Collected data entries
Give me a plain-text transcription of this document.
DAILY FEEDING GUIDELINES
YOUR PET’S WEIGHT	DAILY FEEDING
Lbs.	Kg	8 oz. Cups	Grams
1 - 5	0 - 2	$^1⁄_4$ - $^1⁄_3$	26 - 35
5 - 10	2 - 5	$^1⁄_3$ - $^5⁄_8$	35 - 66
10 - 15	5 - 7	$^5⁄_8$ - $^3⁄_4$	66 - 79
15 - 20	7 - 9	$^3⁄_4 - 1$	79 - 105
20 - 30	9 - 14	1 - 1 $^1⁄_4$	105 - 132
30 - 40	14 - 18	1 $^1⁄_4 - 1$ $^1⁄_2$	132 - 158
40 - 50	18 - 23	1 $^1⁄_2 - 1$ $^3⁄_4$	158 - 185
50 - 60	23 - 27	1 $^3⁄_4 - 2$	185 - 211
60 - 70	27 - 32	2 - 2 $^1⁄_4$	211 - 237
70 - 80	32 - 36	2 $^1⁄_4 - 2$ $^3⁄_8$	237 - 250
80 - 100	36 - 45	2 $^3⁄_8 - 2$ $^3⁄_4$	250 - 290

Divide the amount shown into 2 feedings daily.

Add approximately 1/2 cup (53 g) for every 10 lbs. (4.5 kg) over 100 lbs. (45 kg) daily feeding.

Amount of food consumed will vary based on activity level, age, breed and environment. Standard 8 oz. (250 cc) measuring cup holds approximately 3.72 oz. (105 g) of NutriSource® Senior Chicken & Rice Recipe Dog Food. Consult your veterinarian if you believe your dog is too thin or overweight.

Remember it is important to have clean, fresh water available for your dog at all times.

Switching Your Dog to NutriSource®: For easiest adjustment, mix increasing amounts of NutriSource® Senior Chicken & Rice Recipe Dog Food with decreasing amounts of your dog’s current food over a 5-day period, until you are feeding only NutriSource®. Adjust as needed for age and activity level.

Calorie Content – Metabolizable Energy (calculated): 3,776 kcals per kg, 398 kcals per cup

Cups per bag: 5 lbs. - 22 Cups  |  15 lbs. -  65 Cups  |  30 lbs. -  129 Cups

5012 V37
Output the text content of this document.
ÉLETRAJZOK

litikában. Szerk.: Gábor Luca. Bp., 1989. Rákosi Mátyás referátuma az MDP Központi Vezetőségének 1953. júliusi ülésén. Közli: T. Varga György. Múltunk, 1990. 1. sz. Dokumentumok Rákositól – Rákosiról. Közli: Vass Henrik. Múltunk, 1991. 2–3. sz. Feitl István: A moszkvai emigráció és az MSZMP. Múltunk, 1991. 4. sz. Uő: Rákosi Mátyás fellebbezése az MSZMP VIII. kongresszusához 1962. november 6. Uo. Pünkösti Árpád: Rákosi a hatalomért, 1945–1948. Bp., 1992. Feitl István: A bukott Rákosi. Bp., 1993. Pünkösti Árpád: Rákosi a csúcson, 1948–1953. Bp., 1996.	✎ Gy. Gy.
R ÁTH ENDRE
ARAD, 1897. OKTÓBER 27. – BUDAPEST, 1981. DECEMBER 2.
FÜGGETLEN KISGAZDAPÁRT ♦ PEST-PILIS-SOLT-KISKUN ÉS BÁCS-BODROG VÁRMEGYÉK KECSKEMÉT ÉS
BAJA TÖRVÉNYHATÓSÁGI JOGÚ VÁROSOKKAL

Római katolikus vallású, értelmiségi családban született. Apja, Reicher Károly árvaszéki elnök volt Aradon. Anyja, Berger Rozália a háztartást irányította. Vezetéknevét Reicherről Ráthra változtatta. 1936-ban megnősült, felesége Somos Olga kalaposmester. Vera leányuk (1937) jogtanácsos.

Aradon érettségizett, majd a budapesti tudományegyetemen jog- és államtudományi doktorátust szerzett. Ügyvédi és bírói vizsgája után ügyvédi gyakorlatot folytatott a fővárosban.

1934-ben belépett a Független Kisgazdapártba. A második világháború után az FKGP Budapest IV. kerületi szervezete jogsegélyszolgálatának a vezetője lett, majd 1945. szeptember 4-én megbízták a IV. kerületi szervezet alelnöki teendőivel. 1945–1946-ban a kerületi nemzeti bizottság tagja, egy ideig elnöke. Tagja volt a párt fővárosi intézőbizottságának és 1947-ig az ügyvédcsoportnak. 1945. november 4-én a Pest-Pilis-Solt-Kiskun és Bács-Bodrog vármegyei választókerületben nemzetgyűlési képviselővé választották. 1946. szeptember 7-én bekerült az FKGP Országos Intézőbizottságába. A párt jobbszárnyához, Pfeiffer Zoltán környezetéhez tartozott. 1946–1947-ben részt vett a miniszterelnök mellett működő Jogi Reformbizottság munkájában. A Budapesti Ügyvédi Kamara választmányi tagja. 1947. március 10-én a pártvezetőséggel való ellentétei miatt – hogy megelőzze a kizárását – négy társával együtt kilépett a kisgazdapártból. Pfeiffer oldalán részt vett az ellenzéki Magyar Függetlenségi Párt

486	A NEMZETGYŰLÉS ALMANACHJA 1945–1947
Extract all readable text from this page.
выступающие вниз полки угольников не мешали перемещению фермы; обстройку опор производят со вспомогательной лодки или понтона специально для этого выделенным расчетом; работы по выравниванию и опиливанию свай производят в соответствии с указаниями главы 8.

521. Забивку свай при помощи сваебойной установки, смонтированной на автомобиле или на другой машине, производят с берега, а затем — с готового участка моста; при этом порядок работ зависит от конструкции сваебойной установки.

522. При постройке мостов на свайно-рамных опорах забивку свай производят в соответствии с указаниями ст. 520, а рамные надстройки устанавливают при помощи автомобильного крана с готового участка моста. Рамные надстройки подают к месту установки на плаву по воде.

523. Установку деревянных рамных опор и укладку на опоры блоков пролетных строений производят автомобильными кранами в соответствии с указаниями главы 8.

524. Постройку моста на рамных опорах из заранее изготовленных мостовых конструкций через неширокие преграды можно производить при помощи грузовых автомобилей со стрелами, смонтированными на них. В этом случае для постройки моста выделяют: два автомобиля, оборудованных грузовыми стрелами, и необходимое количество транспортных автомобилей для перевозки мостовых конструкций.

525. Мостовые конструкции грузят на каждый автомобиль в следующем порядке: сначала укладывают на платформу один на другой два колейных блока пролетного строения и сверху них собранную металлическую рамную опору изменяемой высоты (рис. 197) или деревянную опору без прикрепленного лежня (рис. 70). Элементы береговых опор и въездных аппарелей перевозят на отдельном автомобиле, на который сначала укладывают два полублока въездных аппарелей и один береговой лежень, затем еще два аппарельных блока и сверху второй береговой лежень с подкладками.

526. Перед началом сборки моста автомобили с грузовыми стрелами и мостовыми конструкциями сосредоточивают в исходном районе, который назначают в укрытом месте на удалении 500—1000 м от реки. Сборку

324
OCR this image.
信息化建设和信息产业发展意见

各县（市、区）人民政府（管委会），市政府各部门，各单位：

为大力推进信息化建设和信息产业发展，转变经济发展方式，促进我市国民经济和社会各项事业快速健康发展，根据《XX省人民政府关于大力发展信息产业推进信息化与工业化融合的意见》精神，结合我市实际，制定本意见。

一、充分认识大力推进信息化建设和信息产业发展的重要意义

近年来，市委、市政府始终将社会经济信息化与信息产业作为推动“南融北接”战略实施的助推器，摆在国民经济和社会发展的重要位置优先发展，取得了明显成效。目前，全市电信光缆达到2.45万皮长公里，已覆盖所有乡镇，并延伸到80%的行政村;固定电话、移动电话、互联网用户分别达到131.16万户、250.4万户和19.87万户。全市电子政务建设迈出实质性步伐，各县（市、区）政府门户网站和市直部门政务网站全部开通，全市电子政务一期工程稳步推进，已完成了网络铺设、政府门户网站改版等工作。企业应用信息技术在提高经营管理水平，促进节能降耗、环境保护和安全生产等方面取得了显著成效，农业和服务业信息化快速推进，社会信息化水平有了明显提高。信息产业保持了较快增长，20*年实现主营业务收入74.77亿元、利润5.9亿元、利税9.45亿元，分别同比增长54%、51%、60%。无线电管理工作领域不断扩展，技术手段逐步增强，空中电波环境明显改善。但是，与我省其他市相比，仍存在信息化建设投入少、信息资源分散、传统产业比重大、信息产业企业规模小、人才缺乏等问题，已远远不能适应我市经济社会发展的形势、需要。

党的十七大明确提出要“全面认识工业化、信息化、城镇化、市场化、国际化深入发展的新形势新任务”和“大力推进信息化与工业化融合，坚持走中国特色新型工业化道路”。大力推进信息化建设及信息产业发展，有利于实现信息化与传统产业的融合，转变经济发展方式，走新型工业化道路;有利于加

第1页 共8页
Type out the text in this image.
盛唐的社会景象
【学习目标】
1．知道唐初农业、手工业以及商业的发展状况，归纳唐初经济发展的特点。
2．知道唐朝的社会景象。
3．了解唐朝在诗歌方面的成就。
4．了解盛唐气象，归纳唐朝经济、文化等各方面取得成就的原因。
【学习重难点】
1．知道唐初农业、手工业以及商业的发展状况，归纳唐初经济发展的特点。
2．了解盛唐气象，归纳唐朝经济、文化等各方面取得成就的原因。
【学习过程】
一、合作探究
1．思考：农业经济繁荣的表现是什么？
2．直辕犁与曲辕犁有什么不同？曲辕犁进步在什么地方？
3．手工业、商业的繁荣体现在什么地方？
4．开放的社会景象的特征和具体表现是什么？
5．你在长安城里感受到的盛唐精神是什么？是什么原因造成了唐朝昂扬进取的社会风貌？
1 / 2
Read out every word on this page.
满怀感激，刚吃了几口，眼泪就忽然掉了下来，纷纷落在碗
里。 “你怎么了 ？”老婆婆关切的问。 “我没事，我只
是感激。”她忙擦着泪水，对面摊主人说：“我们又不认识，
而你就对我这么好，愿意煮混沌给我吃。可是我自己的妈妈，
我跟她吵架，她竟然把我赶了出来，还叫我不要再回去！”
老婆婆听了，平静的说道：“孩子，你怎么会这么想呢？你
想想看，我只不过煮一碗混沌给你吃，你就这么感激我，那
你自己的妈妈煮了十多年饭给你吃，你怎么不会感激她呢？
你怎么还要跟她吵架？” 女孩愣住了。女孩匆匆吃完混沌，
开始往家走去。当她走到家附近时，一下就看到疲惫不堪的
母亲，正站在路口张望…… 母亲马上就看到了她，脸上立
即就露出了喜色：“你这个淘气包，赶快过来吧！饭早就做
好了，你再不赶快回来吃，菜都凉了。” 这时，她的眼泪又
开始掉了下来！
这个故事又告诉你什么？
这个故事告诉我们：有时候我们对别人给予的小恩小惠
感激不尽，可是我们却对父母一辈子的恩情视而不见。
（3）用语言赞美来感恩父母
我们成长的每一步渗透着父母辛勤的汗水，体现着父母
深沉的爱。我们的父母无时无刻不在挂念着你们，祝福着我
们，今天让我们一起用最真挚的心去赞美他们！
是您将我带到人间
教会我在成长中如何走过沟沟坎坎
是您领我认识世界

• **What is being asked**
Copy every line from the records above that contains the word "text".

• **Exercise response**
Give me a plain-text transcription of this document.
Output the text content of this document.
Extract all readable text from this page.
Type out the text in this image.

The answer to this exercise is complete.